'''

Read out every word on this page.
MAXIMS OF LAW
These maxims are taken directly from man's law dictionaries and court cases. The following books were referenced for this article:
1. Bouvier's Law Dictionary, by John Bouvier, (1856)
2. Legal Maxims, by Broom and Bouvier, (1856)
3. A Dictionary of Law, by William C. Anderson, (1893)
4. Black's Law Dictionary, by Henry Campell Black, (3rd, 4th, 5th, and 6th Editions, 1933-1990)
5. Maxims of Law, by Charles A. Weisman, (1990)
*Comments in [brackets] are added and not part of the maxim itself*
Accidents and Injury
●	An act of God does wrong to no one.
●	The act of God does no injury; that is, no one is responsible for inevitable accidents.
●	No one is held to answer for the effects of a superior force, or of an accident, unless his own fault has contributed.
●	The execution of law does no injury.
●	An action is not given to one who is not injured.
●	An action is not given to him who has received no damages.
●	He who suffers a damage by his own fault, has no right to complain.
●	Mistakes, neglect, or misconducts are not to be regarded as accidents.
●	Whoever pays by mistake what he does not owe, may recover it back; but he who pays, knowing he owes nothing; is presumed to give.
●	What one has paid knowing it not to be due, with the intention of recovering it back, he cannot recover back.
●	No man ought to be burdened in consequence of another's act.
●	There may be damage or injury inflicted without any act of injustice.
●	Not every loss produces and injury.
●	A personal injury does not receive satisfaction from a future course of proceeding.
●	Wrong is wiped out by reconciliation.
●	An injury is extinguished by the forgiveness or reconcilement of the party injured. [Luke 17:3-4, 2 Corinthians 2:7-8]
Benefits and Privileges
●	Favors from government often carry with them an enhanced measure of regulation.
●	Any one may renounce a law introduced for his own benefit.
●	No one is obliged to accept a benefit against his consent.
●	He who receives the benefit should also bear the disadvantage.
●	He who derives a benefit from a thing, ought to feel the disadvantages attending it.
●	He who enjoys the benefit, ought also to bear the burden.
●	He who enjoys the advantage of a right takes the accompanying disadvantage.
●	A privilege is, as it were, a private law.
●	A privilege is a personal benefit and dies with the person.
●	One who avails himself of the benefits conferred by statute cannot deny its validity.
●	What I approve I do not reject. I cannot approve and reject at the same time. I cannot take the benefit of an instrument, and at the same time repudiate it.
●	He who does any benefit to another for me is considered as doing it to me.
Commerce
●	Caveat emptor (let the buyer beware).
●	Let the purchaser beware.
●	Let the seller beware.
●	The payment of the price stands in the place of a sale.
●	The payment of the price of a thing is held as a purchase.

'''

→ **Your goal**: Give the number of lines where the string "from" occurs, without any further text.

→ **Result for this exercise**: 4